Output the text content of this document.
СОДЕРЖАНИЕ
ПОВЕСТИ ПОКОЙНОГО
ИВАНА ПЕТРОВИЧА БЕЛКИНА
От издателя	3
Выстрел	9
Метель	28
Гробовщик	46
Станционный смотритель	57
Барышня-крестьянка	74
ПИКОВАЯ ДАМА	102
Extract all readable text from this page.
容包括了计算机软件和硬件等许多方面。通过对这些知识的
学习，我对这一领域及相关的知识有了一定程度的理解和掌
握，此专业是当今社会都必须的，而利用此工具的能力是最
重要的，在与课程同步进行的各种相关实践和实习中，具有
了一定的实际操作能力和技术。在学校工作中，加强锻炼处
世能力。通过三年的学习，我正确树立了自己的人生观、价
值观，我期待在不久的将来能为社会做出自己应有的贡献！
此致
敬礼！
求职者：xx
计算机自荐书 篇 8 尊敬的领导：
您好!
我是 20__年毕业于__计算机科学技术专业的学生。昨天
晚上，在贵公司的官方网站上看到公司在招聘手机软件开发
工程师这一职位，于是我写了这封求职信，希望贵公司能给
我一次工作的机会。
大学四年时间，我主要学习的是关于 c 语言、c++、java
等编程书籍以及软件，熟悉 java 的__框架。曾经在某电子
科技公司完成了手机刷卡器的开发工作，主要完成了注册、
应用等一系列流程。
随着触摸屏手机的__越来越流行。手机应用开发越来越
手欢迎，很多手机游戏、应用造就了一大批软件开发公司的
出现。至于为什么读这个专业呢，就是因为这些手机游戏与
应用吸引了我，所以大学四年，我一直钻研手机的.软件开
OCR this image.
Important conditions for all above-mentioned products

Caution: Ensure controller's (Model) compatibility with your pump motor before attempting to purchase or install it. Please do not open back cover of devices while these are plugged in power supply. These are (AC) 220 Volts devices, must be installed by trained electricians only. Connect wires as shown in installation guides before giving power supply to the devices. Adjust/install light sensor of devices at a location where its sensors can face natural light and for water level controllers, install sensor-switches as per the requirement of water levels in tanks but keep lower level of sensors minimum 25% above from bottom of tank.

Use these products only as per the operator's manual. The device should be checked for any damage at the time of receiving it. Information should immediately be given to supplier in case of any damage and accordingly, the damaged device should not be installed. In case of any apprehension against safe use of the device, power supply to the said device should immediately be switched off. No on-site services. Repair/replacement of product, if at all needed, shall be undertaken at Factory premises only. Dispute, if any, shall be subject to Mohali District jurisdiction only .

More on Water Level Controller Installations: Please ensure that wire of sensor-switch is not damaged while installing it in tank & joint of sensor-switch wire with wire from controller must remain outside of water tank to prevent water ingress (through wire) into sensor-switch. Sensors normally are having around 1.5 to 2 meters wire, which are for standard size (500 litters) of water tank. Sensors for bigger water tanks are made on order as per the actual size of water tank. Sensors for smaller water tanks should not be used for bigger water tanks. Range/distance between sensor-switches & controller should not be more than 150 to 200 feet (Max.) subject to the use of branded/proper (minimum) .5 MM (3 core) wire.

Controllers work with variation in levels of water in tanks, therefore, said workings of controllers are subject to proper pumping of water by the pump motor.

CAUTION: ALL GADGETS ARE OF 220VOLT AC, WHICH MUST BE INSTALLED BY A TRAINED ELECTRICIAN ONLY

- **Aim**:
Please give back all of the records exactly as written.

- **Response below**:
Output the text content of this document.
СОДЕРЖАНИЕ
ПОВЕСТИ ПОКОЙНОГО
ИВАНА ПЕТРОВИЧА БЕЛКИНА
От издателя	3
Выстрел	9
Метель	28
Гробовщик	46
Станционный смотритель	57
Барышня-крестьянка	74
ПИКОВАЯ ДАМА	102
Extract all readable text from this page.
容包括了计算机软件和硬件等许多方面。通过对这些知识的
学习，我对这一领域及相关的知识有了一定程度的理解和掌
握，此专业是当今社会都必须的，而利用此工具的能力是最
重要的，在与课程同步进行的各种相关实践和实习中，具有
了一定的实际操作能力和技术。在学校工作中，加强锻炼处
世能力。通过三年的学习，我正确树立了自己的人生观、价
值观，我期待在不久的将来能为社会做出自己应有的贡献！
此致
敬礼！
求职者：xx
计算机自荐书 篇 8 尊敬的领导：
您好!
我是 20__年毕业于__计算机科学技术专业的学生。昨天
晚上，在贵公司的官方网站上看到公司在招聘手机软件开发
工程师这一职位，于是我写了这封求职信，希望贵公司能给
我一次工作的机会。
大学四年时间，我主要学习的是关于 c 语言、c++、java
等编程书籍以及软件，熟悉 java 的__框架。曾经在某电子
科技公司完成了手机刷卡器的开发工作，主要完成了注册、
应用等一系列流程。
随着触摸屏手机的__越来越流行。手机应用开发越来越
手欢迎，很多手机游戏、应用造就了一大批软件开发公司的
出现。至于为什么读这个专业呢，就是因为这些手机游戏与
应用吸引了我，所以大学四年，我一直钻研手机的.软件开
OCR this image.
Important conditions for all above-mentioned products

Caution: Ensure controller's (Model) compatibility with your pump motor before attempting to purchase or install it. Please do not open back cover of devices while these are plugged in power supply. These are (AC) 220 Volts devices, must be installed by trained electricians only. Connect wires as shown in installation guides before giving power supply to the devices. Adjust/install light sensor of devices at a location where its sensors can face natural light and for water level controllers, install sensor-switches as per the requirement of water levels in tanks but keep lower level of sensors minimum 25% above from bottom of tank.

Use these products only as per the operator's manual. The device should be checked for any damage at the time of receiving it. Information should immediately be given to supplier in case of any damage and accordingly, the damaged device should not be installed. In case of any apprehension against safe use of the device, power supply to the said device should immediately be switched off. No on-site services. Repair/replacement of product, if at all needed, shall be undertaken at Factory premises only. Dispute, if any, shall be subject to Mohali District jurisdiction only .

More on Water Level Controller Installations: Please ensure that wire of sensor-switch is not damaged while installing it in tank & joint of sensor-switch wire with wire from controller must remain outside of water tank to prevent water ingress (through wire) into sensor-switch. Sensors normally are having around 1.5 to 2 meters wire, which are for standard size (500 litters) of water tank. Sensors for bigger water tanks are made on order as per the actual size of water tank. Sensors for smaller water tanks should not be used for bigger water tanks. Range/distance between sensor-switches & controller should not be more than 150 to 200 feet (Max.) subject to the use of branded/proper (minimum) .5 MM (3 core) wire.

Controllers work with variation in levels of water in tanks, therefore, said workings of controllers are subject to proper pumping of water by the pump motor.

CAUTION: ALL GADGETS ARE OF 220VOLT AC, WHICH MUST BE INSTALLED BY A TRAINED ELECTRICIAN ONLY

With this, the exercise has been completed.